[BEGIN Given entries]

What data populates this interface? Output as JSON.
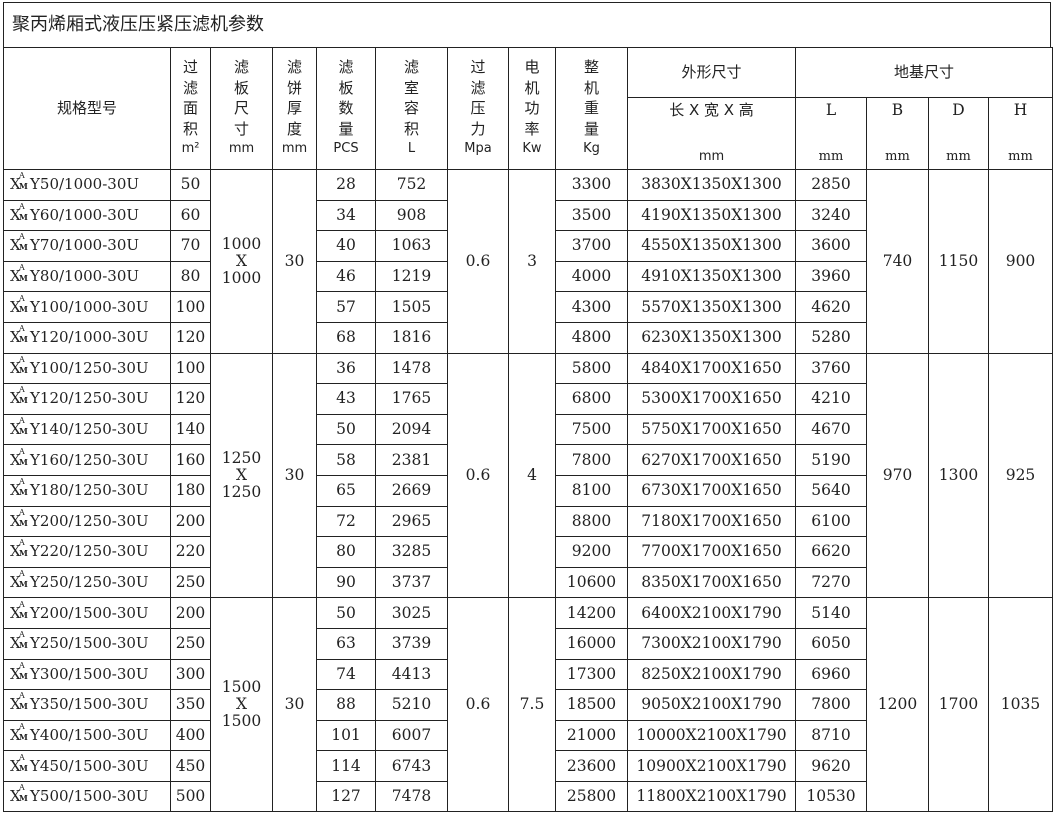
{
  "title": "聚丙烯厢式液压压紧压滤机参数",
  "headers": {
    "model": "规格型号",
    "area": [
      "过",
      "滤",
      "面",
      "积"
    ],
    "area_unit": "m²",
    "plate_size": [
      "滤",
      "板",
      "尺",
      "寸"
    ],
    "plate_size_unit": "mm",
    "cake": [
      "滤",
      "饼",
      "厚",
      "度"
    ],
    "cake_unit": "mm",
    "plates": [
      "滤",
      "板",
      "数",
      "量"
    ],
    "plates_unit": "PCS",
    "volume": [
      "滤",
      "室",
      "容",
      "积"
    ],
    "volume_unit": "L",
    "pressure": [
      "过",
      "滤",
      "压",
      "力"
    ],
    "pressure_unit": "Mpa",
    "power": [
      "电",
      "机",
      "功",
      "率"
    ],
    "power_unit": "Kw",
    "weight": [
      "整",
      "机",
      "重",
      "量"
    ],
    "weight_unit": "Kg",
    "dims": "外形尺寸",
    "dims_sub": "长 X 宽 X 高",
    "dims_unit": "mm",
    "foundation": "地基尺寸",
    "L": "L",
    "B": "B",
    "D": "D",
    "H": "H",
    "mm": "mm"
  },
  "model_prefix": {
    "x": "X",
    "sup": "A",
    "sub": "M"
  },
  "groups": [
    {
      "plate_size": [
        "1000",
        "X",
        "1000"
      ],
      "cake": "30",
      "pressure": "0.6",
      "power": "3",
      "B": "740",
      "D": "1150",
      "H": "900",
      "rows": [
        {
          "model": "Y50/1000-30U",
          "area": "50",
          "plates": "28",
          "volume": "752",
          "weight": "3300",
          "dims": "3830X1350X1300",
          "L": "2850"
        },
        {
          "model": "Y60/1000-30U",
          "area": "60",
          "plates": "34",
          "volume": "908",
          "weight": "3500",
          "dims": "4190X1350X1300",
          "L": "3240"
        },
        {
          "model": "Y70/1000-30U",
          "area": "70",
          "plates": "40",
          "volume": "1063",
          "weight": "3700",
          "dims": "4550X1350X1300",
          "L": "3600"
        },
        {
          "model": "Y80/1000-30U",
          "area": "80",
          "plates": "46",
          "volume": "1219",
          "weight": "4000",
          "dims": "4910X1350X1300",
          "L": "3960"
        },
        {
          "model": "Y100/1000-30U",
          "area": "100",
          "plates": "57",
          "volume": "1505",
          "weight": "4300",
          "dims": "5570X1350X1300",
          "L": "4620"
        },
        {
          "model": "Y120/1000-30U",
          "area": "120",
          "plates": "68",
          "volume": "1816",
          "weight": "4800",
          "dims": "6230X1350X1300",
          "L": "5280"
        }
      ]
    },
    {
      "plate_size": [
        "1250",
        "X",
        "1250"
      ],
      "cake": "30",
      "pressure": "0.6",
      "power": "4",
      "B": "970",
      "D": "1300",
      "H": "925",
      "rows": [
        {
          "model": "Y100/1250-30U",
          "area": "100",
          "plates": "36",
          "volume": "1478",
          "weight": "5800",
          "dims": "4840X1700X1650",
          "L": "3760"
        },
        {
          "model": "Y120/1250-30U",
          "area": "120",
          "plates": "43",
          "volume": "1765",
          "weight": "6800",
          "dims": "5300X1700X1650",
          "L": "4210"
        },
        {
          "model": "Y140/1250-30U",
          "area": "140",
          "plates": "50",
          "volume": "2094",
          "weight": "7500",
          "dims": "5750X1700X1650",
          "L": "4670"
        },
        {
          "model": "Y160/1250-30U",
          "area": "160",
          "plates": "58",
          "volume": "2381",
          "weight": "7800",
          "dims": "6270X1700X1650",
          "L": "5190"
        },
        {
          "model": "Y180/1250-30U",
          "area": "180",
          "plates": "65",
          "volume": "2669",
          "weight": "8100",
          "dims": "6730X1700X1650",
          "L": "5640"
        },
        {
          "model": "Y200/1250-30U",
          "area": "200",
          "plates": "72",
          "volume": "2965",
          "weight": "8800",
          "dims": "7180X1700X1650",
          "L": "6100"
        },
        {
          "model": "Y220/1250-30U",
          "area": "220",
          "plates": "80",
          "volume": "3285",
          "weight": "9200",
          "dims": "7700X1700X1650",
          "L": "6620"
        },
        {
          "model": "Y250/1250-30U",
          "area": "250",
          "plates": "90",
          "volume": "3737",
          "weight": "10600",
          "dims": "8350X1700X1650",
          "L": "7270"
        }
      ]
    },
    {
      "plate_size": [
        "1500",
        "X",
        "1500"
      ],
      "cake": "30",
      "pressure": "0.6",
      "power": "7.5",
      "B": "1200",
      "D": "1700",
      "H": "1035",
      "rows": [
        {
          "model": "Y200/1500-30U",
          "area": "200",
          "plates": "50",
          "volume": "3025",
          "weight": "14200",
          "dims": "6400X2100X1790",
          "L": "5140"
        },
        {
          "model": "Y250/1500-30U",
          "area": "250",
          "plates": "63",
          "volume": "3739",
          "weight": "16000",
          "dims": "7300X2100X1790",
          "L": "6050"
        },
        {
          "model": "Y300/1500-30U",
          "area": "300",
          "plates": "74",
          "volume": "4413",
          "weight": "17300",
          "dims": "8250X2100X1790",
          "L": "6960"
        },
        {
          "model": "Y350/1500-30U",
          "area": "350",
          "plates": "88",
          "volume": "5210",
          "weight": "18500",
          "dims": "9050X2100X1790",
          "L": "7800"
        },
        {
          "model": "Y400/1500-30U",
          "area": "400",
          "plates": "101",
          "volume": "6007",
          "weight": "21000",
          "dims": "10000X2100X1790",
          "L": "8710"
        },
        {
          "model": "Y450/1500-30U",
          "area": "450",
          "plates": "114",
          "volume": "6743",
          "weight": "23600",
          "dims": "10900X2100X1790",
          "L": "9620"
        },
        {
          "model": "Y500/1500-30U",
          "area": "500",
          "plates": "127",
          "volume": "7478",
          "weight": "25800",
          "dims": "11800X2100X1790",
          "L": "10530"
        }
      ]
    }
  ]
}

[END Given entries]

### Your task
Write out all the entries again, word for word, and print no images.

### Output for this exercise
What data populates this interface? Output as JSON.
{
  "title": "聚丙烯厢式液压压紧压滤机参数",
  "headers": {
    "model": "规格型号",
    "area": [
      "过",
      "滤",
      "面",
      "积"
    ],
    "area_unit": "m²",
    "plate_size": [
      "滤",
      "板",
      "尺",
      "寸"
    ],
    "plate_size_unit": "mm",
    "cake": [
      "滤",
      "饼",
      "厚",
      "度"
    ],
    "cake_unit": "mm",
    "plates": [
      "滤",
      "板",
      "数",
      "量"
    ],
    "plates_unit": "PCS",
    "volume": [
      "滤",
      "室",
      "容",
      "积"
    ],
    "volume_unit": "L",
    "pressure": [
      "过",
      "滤",
      "压",
      "力"
    ],
    "pressure_unit": "Mpa",
    "power": [
      "电",
      "机",
      "功",
      "率"
    ],
    "power_unit": "Kw",
    "weight": [
      "整",
      "机",
      "重",
      "量"
    ],
    "weight_unit": "Kg",
    "dims": "外形尺寸",
    "dims_sub": "长 X 宽 X 高",
    "dims_unit": "mm",
    "foundation": "地基尺寸",
    "L": "L",
    "B": "B",
    "D": "D",
    "H": "H",
    "mm": "mm"
  },
  "model_prefix": {
    "x": "X",
    "sup": "A",
    "sub": "M"
  },
  "groups": [
    {
      "plate_size": [
        "1000",
        "X",
        "1000"
      ],
      "cake": "30",
      "pressure": "0.6",
      "power": "3",
      "B": "740",
      "D": "1150",
      "H": "900",
      "rows": [
        {
          "model": "Y50/1000-30U",
          "area": "50",
          "plates": "28",
          "volume": "752",
          "weight": "3300",
          "dims": "3830X1350X1300",
          "L": "2850"
        },
        {
          "model": "Y60/1000-30U",
          "area": "60",
          "plates": "34",
          "volume": "908",
          "weight": "3500",
          "dims": "4190X1350X1300",
          "L": "3240"
        },
        {
          "model": "Y70/1000-30U",
          "area": "70",
          "plates": "40",
          "volume": "1063",
          "weight": "3700",
          "dims": "4550X1350X1300",
          "L": "3600"
        },
        {
          "model": "Y80/1000-30U",
          "area": "80",
          "plates": "46",
          "volume": "1219",
          "weight": "4000",
          "dims": "4910X1350X1300",
          "L": "3960"
        },
        {
          "model": "Y100/1000-30U",
          "area": "100",
          "plates": "57",
          "volume": "1505",
          "weight": "4300",
          "dims": "5570X1350X1300",
          "L": "4620"
        },
        {
          "model": "Y120/1000-30U",
          "area": "120",
          "plates": "68",
          "volume": "1816",
          "weight": "4800",
          "dims": "6230X1350X1300",
          "L": "5280"
        }
      ]
    },
    {
      "plate_size": [
        "1250",
        "X",
        "1250"
      ],
      "cake": "30",
      "pressure": "0.6",
      "power": "4",
      "B": "970",
      "D": "1300",
      "H": "925",
      "rows": [
        {
          "model": "Y100/1250-30U",
          "area": "100",
          "plates": "36",
          "volume": "1478",
          "weight": "5800",
          "dims": "4840X1700X1650",
          "L": "3760"
        },
        {
          "model": "Y120/1250-30U",
          "area": "120",
          "plates": "43",
          "volume": "1765",
          "weight": "6800",
          "dims": "5300X1700X1650",
          "L": "4210"
        },
        {
          "model": "Y140/1250-30U",
          "area": "140",
          "plates": "50",
          "volume": "2094",
          "weight": "7500",
          "dims": "5750X1700X1650",
          "L": "4670"
        },
        {
          "model": "Y160/1250-30U",
          "area": "160",
          "plates": "58",
          "volume": "2381",
          "weight": "7800",
          "dims": "6270X1700X1650",
          "L": "5190"
        },
        {
          "model": "Y180/1250-30U",
          "area": "180",
          "plates": "65",
          "volume": "2669",
          "weight": "8100",
          "dims": "6730X1700X1650",
          "L": "5640"
        },
        {
          "model": "Y200/1250-30U",
          "area": "200",
          "plates": "72",
          "volume": "2965",
          "weight": "8800",
          "dims": "7180X1700X1650",
          "L": "6100"
        },
        {
          "model": "Y220/1250-30U",
          "area": "220",
          "plates": "80",
          "volume": "3285",
          "weight": "9200",
          "dims": "7700X1700X1650",
          "L": "6620"
        },
        {
          "model": "Y250/1250-30U",
          "area": "250",
          "plates": "90",
          "volume": "3737",
          "weight": "10600",
          "dims": "8350X1700X1650",
          "L": "7270"
        }
      ]
    },
    {
      "plate_size": [
        "1500",
        "X",
        "1500"
      ],
      "cake": "30",
      "pressure": "0.6",
      "power": "7.5",
      "B": "1200",
      "D": "1700",
      "H": "1035",
      "rows": [
        {
          "model": "Y200/1500-30U",
          "area": "200",
          "plates": "50",
          "volume": "3025",
          "weight": "14200",
          "dims": "6400X2100X1790",
          "L": "5140"
        },
        {
          "model": "Y250/1500-30U",
          "area": "250",
          "plates": "63",
          "volume": "3739",
          "weight": "16000",
          "dims": "7300X2100X1790",
          "L": "6050"
        },
        {
          "model": "Y300/1500-30U",
          "area": "300",
          "plates": "74",
          "volume": "4413",
          "weight": "17300",
          "dims": "8250X2100X1790",
          "L": "6960"
        },
        {
          "model": "Y350/1500-30U",
          "area": "350",
          "plates": "88",
          "volume": "5210",
          "weight": "18500",
          "dims": "9050X2100X1790",
          "L": "7800"
        },
        {
          "model": "Y400/1500-30U",
          "area": "400",
          "plates": "101",
          "volume": "6007",
          "weight": "21000",
          "dims": "10000X2100X1790",
          "L": "8710"
        },
        {
          "model": "Y450/1500-30U",
          "area": "450",
          "plates": "114",
          "volume": "6743",
          "weight": "23600",
          "dims": "10900X2100X1790",
          "L": "9620"
        },
        {
          "model": "Y500/1500-30U",
          "area": "500",
          "plates": "127",
          "volume": "7478",
          "weight": "25800",
          "dims": "11800X2100X1790",
          "L": "10530"
        }
      ]
    }
  ]
}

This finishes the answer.